Extract every entry word for word.
── Provided material ──
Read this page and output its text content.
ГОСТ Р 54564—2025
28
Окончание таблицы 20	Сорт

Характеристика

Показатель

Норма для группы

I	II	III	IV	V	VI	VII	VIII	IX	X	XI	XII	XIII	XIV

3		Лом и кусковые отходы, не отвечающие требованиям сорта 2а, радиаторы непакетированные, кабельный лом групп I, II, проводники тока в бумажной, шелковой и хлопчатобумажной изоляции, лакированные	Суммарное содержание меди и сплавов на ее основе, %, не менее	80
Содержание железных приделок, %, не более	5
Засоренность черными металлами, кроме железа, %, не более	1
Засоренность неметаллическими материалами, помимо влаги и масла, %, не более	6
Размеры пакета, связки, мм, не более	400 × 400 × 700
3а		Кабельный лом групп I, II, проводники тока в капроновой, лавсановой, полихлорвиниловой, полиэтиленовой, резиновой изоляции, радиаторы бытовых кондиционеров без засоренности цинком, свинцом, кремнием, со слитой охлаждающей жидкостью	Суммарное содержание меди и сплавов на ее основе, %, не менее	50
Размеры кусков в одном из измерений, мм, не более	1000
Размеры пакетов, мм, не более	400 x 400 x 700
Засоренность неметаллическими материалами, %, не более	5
───
→ **Answer for the task**
Read this page and output its text content.
ГОСТ Р 54564—2025
28
Окончание таблицы 20	Сорт

Характеристика

Показатель

Норма для группы

I	II	III	IV	V	VI	VII	VIII	IX	X	XI	XII	XIII	XIV

3		Лом и кусковые отходы, не отвечающие требованиям сорта 2а, радиаторы непакетированные, кабельный лом групп I, II, проводники тока в бумажной, шелковой и хлопчатобумажной изоляции, лакированные	Суммарное содержание меди и сплавов на ее основе, %, не менее	80
Содержание железных приделок, %, не более	5
Засоренность черными металлами, кроме железа, %, не более	1
Засоренность неметаллическими материалами, помимо влаги и масла, %, не более	6
Размеры пакета, связки, мм, не более	400 × 400 × 700
3а		Кабельный лом групп I, II, проводники тока в капроновой, лавсановой, полихлорвиниловой, полиэтиленовой, резиновой изоляции, радиаторы бытовых кондиционеров без засоренности цинком, свинцом, кремнием, со слитой охлаждающей жидкостью	Суммарное содержание меди и сплавов на ее основе, %, не менее	50
Размеры кусков в одном из измерений, мм, не более	1000
Размеры пакетов, мм, не более	400 x 400 x 700
Засоренность неметаллическими материалами, %, не более	5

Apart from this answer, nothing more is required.